» Request:
Scan the records below. List lines holding "students".

» Data in this exercise:
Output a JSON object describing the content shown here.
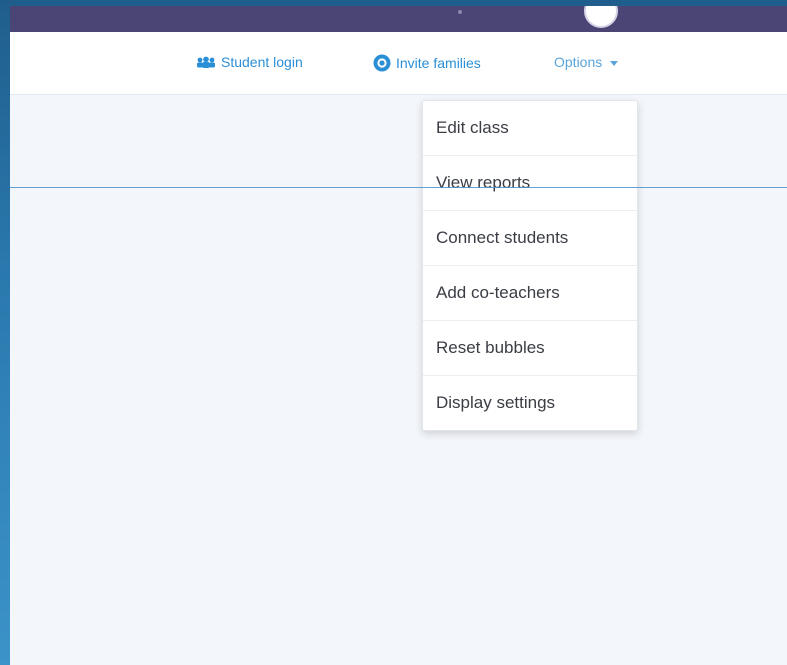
{
  "toolbar": {
    "student_login": {
      "label": "Student login",
      "icon": "students-icon"
    },
    "invite_families": {
      "label": "Invite families",
      "icon": "plus-circle-icon"
    },
    "options": {
      "label": "Options",
      "icon": "chevron-down-icon"
    }
  },
  "options_menu": {
    "items": [
      {
        "label": "Edit class"
      },
      {
        "label": "View reports"
      },
      {
        "label": "Connect students"
      },
      {
        "label": "Add co-teachers"
      },
      {
        "label": "Reset bubbles"
      },
      {
        "label": "Display settings"
      }
    ]
  },
  "colors": {
    "topbar": "#4b4576",
    "accent": "#2b8fd6",
    "background": "#f3f6fb",
    "desktop": "#2a78ad"
  }
}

» Answer:
      "icon": "students-icon"
        "label": "Connect students"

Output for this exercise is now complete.